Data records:
+---+
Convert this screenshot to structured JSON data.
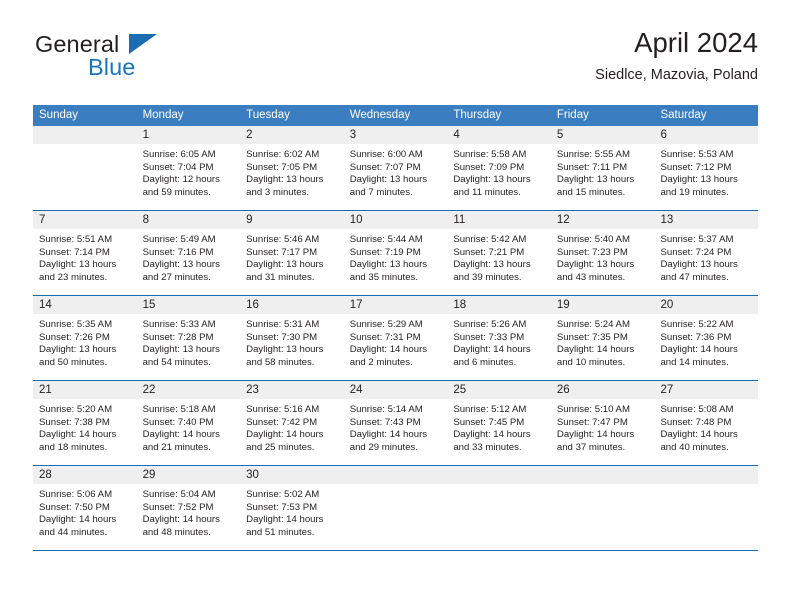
{
  "brand": {
    "name_top": "General",
    "name_bottom": "Blue",
    "triangle_color": "#1b6cb0",
    "blue_color": "#1b75bb"
  },
  "header": {
    "title": "April 2024",
    "subtitle": "Siedlce, Mazovia, Poland"
  },
  "colors": {
    "header_row": "#3a7dc0",
    "week_divider": "#1b6cb0",
    "daynum_band": "#efefef",
    "text": "#231f20"
  },
  "weekdays": [
    "Sunday",
    "Monday",
    "Tuesday",
    "Wednesday",
    "Thursday",
    "Friday",
    "Saturday"
  ],
  "weeks": [
    [
      {
        "day": "",
        "lines": []
      },
      {
        "day": "1",
        "lines": [
          "Sunrise: 6:05 AM",
          "Sunset: 7:04 PM",
          "Daylight: 12 hours",
          "and 59 minutes."
        ]
      },
      {
        "day": "2",
        "lines": [
          "Sunrise: 6:02 AM",
          "Sunset: 7:05 PM",
          "Daylight: 13 hours",
          "and 3 minutes."
        ]
      },
      {
        "day": "3",
        "lines": [
          "Sunrise: 6:00 AM",
          "Sunset: 7:07 PM",
          "Daylight: 13 hours",
          "and 7 minutes."
        ]
      },
      {
        "day": "4",
        "lines": [
          "Sunrise: 5:58 AM",
          "Sunset: 7:09 PM",
          "Daylight: 13 hours",
          "and 11 minutes."
        ]
      },
      {
        "day": "5",
        "lines": [
          "Sunrise: 5:55 AM",
          "Sunset: 7:11 PM",
          "Daylight: 13 hours",
          "and 15 minutes."
        ]
      },
      {
        "day": "6",
        "lines": [
          "Sunrise: 5:53 AM",
          "Sunset: 7:12 PM",
          "Daylight: 13 hours",
          "and 19 minutes."
        ]
      }
    ],
    [
      {
        "day": "7",
        "lines": [
          "Sunrise: 5:51 AM",
          "Sunset: 7:14 PM",
          "Daylight: 13 hours",
          "and 23 minutes."
        ]
      },
      {
        "day": "8",
        "lines": [
          "Sunrise: 5:49 AM",
          "Sunset: 7:16 PM",
          "Daylight: 13 hours",
          "and 27 minutes."
        ]
      },
      {
        "day": "9",
        "lines": [
          "Sunrise: 5:46 AM",
          "Sunset: 7:17 PM",
          "Daylight: 13 hours",
          "and 31 minutes."
        ]
      },
      {
        "day": "10",
        "lines": [
          "Sunrise: 5:44 AM",
          "Sunset: 7:19 PM",
          "Daylight: 13 hours",
          "and 35 minutes."
        ]
      },
      {
        "day": "11",
        "lines": [
          "Sunrise: 5:42 AM",
          "Sunset: 7:21 PM",
          "Daylight: 13 hours",
          "and 39 minutes."
        ]
      },
      {
        "day": "12",
        "lines": [
          "Sunrise: 5:40 AM",
          "Sunset: 7:23 PM",
          "Daylight: 13 hours",
          "and 43 minutes."
        ]
      },
      {
        "day": "13",
        "lines": [
          "Sunrise: 5:37 AM",
          "Sunset: 7:24 PM",
          "Daylight: 13 hours",
          "and 47 minutes."
        ]
      }
    ],
    [
      {
        "day": "14",
        "lines": [
          "Sunrise: 5:35 AM",
          "Sunset: 7:26 PM",
          "Daylight: 13 hours",
          "and 50 minutes."
        ]
      },
      {
        "day": "15",
        "lines": [
          "Sunrise: 5:33 AM",
          "Sunset: 7:28 PM",
          "Daylight: 13 hours",
          "and 54 minutes."
        ]
      },
      {
        "day": "16",
        "lines": [
          "Sunrise: 5:31 AM",
          "Sunset: 7:30 PM",
          "Daylight: 13 hours",
          "and 58 minutes."
        ]
      },
      {
        "day": "17",
        "lines": [
          "Sunrise: 5:29 AM",
          "Sunset: 7:31 PM",
          "Daylight: 14 hours",
          "and 2 minutes."
        ]
      },
      {
        "day": "18",
        "lines": [
          "Sunrise: 5:26 AM",
          "Sunset: 7:33 PM",
          "Daylight: 14 hours",
          "and 6 minutes."
        ]
      },
      {
        "day": "19",
        "lines": [
          "Sunrise: 5:24 AM",
          "Sunset: 7:35 PM",
          "Daylight: 14 hours",
          "and 10 minutes."
        ]
      },
      {
        "day": "20",
        "lines": [
          "Sunrise: 5:22 AM",
          "Sunset: 7:36 PM",
          "Daylight: 14 hours",
          "and 14 minutes."
        ]
      }
    ],
    [
      {
        "day": "21",
        "lines": [
          "Sunrise: 5:20 AM",
          "Sunset: 7:38 PM",
          "Daylight: 14 hours",
          "and 18 minutes."
        ]
      },
      {
        "day": "22",
        "lines": [
          "Sunrise: 5:18 AM",
          "Sunset: 7:40 PM",
          "Daylight: 14 hours",
          "and 21 minutes."
        ]
      },
      {
        "day": "23",
        "lines": [
          "Sunrise: 5:16 AM",
          "Sunset: 7:42 PM",
          "Daylight: 14 hours",
          "and 25 minutes."
        ]
      },
      {
        "day": "24",
        "lines": [
          "Sunrise: 5:14 AM",
          "Sunset: 7:43 PM",
          "Daylight: 14 hours",
          "and 29 minutes."
        ]
      },
      {
        "day": "25",
        "lines": [
          "Sunrise: 5:12 AM",
          "Sunset: 7:45 PM",
          "Daylight: 14 hours",
          "and 33 minutes."
        ]
      },
      {
        "day": "26",
        "lines": [
          "Sunrise: 5:10 AM",
          "Sunset: 7:47 PM",
          "Daylight: 14 hours",
          "and 37 minutes."
        ]
      },
      {
        "day": "27",
        "lines": [
          "Sunrise: 5:08 AM",
          "Sunset: 7:48 PM",
          "Daylight: 14 hours",
          "and 40 minutes."
        ]
      }
    ],
    [
      {
        "day": "28",
        "lines": [
          "Sunrise: 5:06 AM",
          "Sunset: 7:50 PM",
          "Daylight: 14 hours",
          "and 44 minutes."
        ]
      },
      {
        "day": "29",
        "lines": [
          "Sunrise: 5:04 AM",
          "Sunset: 7:52 PM",
          "Daylight: 14 hours",
          "and 48 minutes."
        ]
      },
      {
        "day": "30",
        "lines": [
          "Sunrise: 5:02 AM",
          "Sunset: 7:53 PM",
          "Daylight: 14 hours",
          "and 51 minutes."
        ]
      },
      {
        "day": "",
        "lines": []
      },
      {
        "day": "",
        "lines": []
      },
      {
        "day": "",
        "lines": []
      },
      {
        "day": "",
        "lines": []
      }
    ]
  ]
}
+---+
Output every entry verbatim. Pictures do not belong in the copy.

Convert this screenshot to structured JSON data.
{
  "brand": {
    "name_top": "General",
    "name_bottom": "Blue",
    "triangle_color": "#1b6cb0",
    "blue_color": "#1b75bb"
  },
  "header": {
    "title": "April 2024",
    "subtitle": "Siedlce, Mazovia, Poland"
  },
  "colors": {
    "header_row": "#3a7dc0",
    "week_divider": "#1b6cb0",
    "daynum_band": "#efefef",
    "text": "#231f20"
  },
  "weekdays": [
    "Sunday",
    "Monday",
    "Tuesday",
    "Wednesday",
    "Thursday",
    "Friday",
    "Saturday"
  ],
  "weeks": [
    [
      {
        "day": "",
        "lines": []
      },
      {
        "day": "1",
        "lines": [
          "Sunrise: 6:05 AM",
          "Sunset: 7:04 PM",
          "Daylight: 12 hours",
          "and 59 minutes."
        ]
      },
      {
        "day": "2",
        "lines": [
          "Sunrise: 6:02 AM",
          "Sunset: 7:05 PM",
          "Daylight: 13 hours",
          "and 3 minutes."
        ]
      },
      {
        "day": "3",
        "lines": [
          "Sunrise: 6:00 AM",
          "Sunset: 7:07 PM",
          "Daylight: 13 hours",
          "and 7 minutes."
        ]
      },
      {
        "day": "4",
        "lines": [
          "Sunrise: 5:58 AM",
          "Sunset: 7:09 PM",
          "Daylight: 13 hours",
          "and 11 minutes."
        ]
      },
      {
        "day": "5",
        "lines": [
          "Sunrise: 5:55 AM",
          "Sunset: 7:11 PM",
          "Daylight: 13 hours",
          "and 15 minutes."
        ]
      },
      {
        "day": "6",
        "lines": [
          "Sunrise: 5:53 AM",
          "Sunset: 7:12 PM",
          "Daylight: 13 hours",
          "and 19 minutes."
        ]
      }
    ],
    [
      {
        "day": "7",
        "lines": [
          "Sunrise: 5:51 AM",
          "Sunset: 7:14 PM",
          "Daylight: 13 hours",
          "and 23 minutes."
        ]
      },
      {
        "day": "8",
        "lines": [
          "Sunrise: 5:49 AM",
          "Sunset: 7:16 PM",
          "Daylight: 13 hours",
          "and 27 minutes."
        ]
      },
      {
        "day": "9",
        "lines": [
          "Sunrise: 5:46 AM",
          "Sunset: 7:17 PM",
          "Daylight: 13 hours",
          "and 31 minutes."
        ]
      },
      {
        "day": "10",
        "lines": [
          "Sunrise: 5:44 AM",
          "Sunset: 7:19 PM",
          "Daylight: 13 hours",
          "and 35 minutes."
        ]
      },
      {
        "day": "11",
        "lines": [
          "Sunrise: 5:42 AM",
          "Sunset: 7:21 PM",
          "Daylight: 13 hours",
          "and 39 minutes."
        ]
      },
      {
        "day": "12",
        "lines": [
          "Sunrise: 5:40 AM",
          "Sunset: 7:23 PM",
          "Daylight: 13 hours",
          "and 43 minutes."
        ]
      },
      {
        "day": "13",
        "lines": [
          "Sunrise: 5:37 AM",
          "Sunset: 7:24 PM",
          "Daylight: 13 hours",
          "and 47 minutes."
        ]
      }
    ],
    [
      {
        "day": "14",
        "lines": [
          "Sunrise: 5:35 AM",
          "Sunset: 7:26 PM",
          "Daylight: 13 hours",
          "and 50 minutes."
        ]
      },
      {
        "day": "15",
        "lines": [
          "Sunrise: 5:33 AM",
          "Sunset: 7:28 PM",
          "Daylight: 13 hours",
          "and 54 minutes."
        ]
      },
      {
        "day": "16",
        "lines": [
          "Sunrise: 5:31 AM",
          "Sunset: 7:30 PM",
          "Daylight: 13 hours",
          "and 58 minutes."
        ]
      },
      {
        "day": "17",
        "lines": [
          "Sunrise: 5:29 AM",
          "Sunset: 7:31 PM",
          "Daylight: 14 hours",
          "and 2 minutes."
        ]
      },
      {
        "day": "18",
        "lines": [
          "Sunrise: 5:26 AM",
          "Sunset: 7:33 PM",
          "Daylight: 14 hours",
          "and 6 minutes."
        ]
      },
      {
        "day": "19",
        "lines": [
          "Sunrise: 5:24 AM",
          "Sunset: 7:35 PM",
          "Daylight: 14 hours",
          "and 10 minutes."
        ]
      },
      {
        "day": "20",
        "lines": [
          "Sunrise: 5:22 AM",
          "Sunset: 7:36 PM",
          "Daylight: 14 hours",
          "and 14 minutes."
        ]
      }
    ],
    [
      {
        "day": "21",
        "lines": [
          "Sunrise: 5:20 AM",
          "Sunset: 7:38 PM",
          "Daylight: 14 hours",
          "and 18 minutes."
        ]
      },
      {
        "day": "22",
        "lines": [
          "Sunrise: 5:18 AM",
          "Sunset: 7:40 PM",
          "Daylight: 14 hours",
          "and 21 minutes."
        ]
      },
      {
        "day": "23",
        "lines": [
          "Sunrise: 5:16 AM",
          "Sunset: 7:42 PM",
          "Daylight: 14 hours",
          "and 25 minutes."
        ]
      },
      {
        "day": "24",
        "lines": [
          "Sunrise: 5:14 AM",
          "Sunset: 7:43 PM",
          "Daylight: 14 hours",
          "and 29 minutes."
        ]
      },
      {
        "day": "25",
        "lines": [
          "Sunrise: 5:12 AM",
          "Sunset: 7:45 PM",
          "Daylight: 14 hours",
          "and 33 minutes."
        ]
      },
      {
        "day": "26",
        "lines": [
          "Sunrise: 5:10 AM",
          "Sunset: 7:47 PM",
          "Daylight: 14 hours",
          "and 37 minutes."
        ]
      },
      {
        "day": "27",
        "lines": [
          "Sunrise: 5:08 AM",
          "Sunset: 7:48 PM",
          "Daylight: 14 hours",
          "and 40 minutes."
        ]
      }
    ],
    [
      {
        "day": "28",
        "lines": [
          "Sunrise: 5:06 AM",
          "Sunset: 7:50 PM",
          "Daylight: 14 hours",
          "and 44 minutes."
        ]
      },
      {
        "day": "29",
        "lines": [
          "Sunrise: 5:04 AM",
          "Sunset: 7:52 PM",
          "Daylight: 14 hours",
          "and 48 minutes."
        ]
      },
      {
        "day": "30",
        "lines": [
          "Sunrise: 5:02 AM",
          "Sunset: 7:53 PM",
          "Daylight: 14 hours",
          "and 51 minutes."
        ]
      },
      {
        "day": "",
        "lines": []
      },
      {
        "day": "",
        "lines": []
      },
      {
        "day": "",
        "lines": []
      },
      {
        "day": "",
        "lines": []
      }
    ]
  ]
}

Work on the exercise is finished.